> _Problem statement_
Look through the data below and say how many of its lines contain "Timestamp", adding nothing else.

> _Data for the task_
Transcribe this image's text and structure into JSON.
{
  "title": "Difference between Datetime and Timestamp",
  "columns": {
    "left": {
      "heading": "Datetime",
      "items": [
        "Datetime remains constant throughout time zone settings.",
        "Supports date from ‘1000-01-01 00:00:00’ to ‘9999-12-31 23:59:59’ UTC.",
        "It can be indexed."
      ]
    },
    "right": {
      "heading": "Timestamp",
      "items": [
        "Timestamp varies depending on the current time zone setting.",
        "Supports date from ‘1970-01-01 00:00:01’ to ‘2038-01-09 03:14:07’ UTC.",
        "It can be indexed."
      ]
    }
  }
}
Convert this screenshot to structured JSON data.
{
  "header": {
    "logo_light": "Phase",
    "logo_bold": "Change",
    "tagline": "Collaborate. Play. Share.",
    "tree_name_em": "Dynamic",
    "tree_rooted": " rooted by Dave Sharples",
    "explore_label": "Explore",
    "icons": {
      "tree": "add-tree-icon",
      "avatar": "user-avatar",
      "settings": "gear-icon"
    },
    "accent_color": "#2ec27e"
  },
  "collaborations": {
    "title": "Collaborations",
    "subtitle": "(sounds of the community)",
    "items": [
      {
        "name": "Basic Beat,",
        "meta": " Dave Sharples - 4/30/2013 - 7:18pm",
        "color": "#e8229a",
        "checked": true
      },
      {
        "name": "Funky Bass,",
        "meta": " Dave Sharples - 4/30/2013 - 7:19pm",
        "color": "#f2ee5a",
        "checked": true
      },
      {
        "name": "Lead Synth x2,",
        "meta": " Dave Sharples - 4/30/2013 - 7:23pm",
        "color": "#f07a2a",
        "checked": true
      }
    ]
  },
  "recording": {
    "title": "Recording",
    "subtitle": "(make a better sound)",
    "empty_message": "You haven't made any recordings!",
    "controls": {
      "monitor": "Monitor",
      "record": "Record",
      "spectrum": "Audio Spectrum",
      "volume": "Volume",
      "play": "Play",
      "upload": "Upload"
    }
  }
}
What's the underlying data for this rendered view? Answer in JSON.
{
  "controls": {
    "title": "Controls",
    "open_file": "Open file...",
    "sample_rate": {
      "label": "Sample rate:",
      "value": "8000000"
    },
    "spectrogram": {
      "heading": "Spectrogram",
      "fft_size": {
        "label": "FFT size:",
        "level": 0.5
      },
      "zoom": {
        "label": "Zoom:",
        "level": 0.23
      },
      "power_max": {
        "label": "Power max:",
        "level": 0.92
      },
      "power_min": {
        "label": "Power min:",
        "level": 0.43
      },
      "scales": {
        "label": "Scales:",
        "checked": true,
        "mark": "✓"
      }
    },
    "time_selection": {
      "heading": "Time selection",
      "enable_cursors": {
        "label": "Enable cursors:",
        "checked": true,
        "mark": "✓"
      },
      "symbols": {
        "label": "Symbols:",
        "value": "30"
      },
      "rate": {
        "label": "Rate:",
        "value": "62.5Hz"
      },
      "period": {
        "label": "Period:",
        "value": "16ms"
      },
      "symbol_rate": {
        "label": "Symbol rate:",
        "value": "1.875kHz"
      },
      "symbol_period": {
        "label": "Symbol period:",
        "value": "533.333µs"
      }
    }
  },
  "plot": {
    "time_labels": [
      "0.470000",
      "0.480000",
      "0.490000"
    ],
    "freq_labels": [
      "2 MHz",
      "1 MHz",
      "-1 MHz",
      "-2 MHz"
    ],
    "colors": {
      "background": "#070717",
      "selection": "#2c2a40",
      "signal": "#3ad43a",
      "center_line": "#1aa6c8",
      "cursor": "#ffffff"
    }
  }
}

> _Exercise output_
3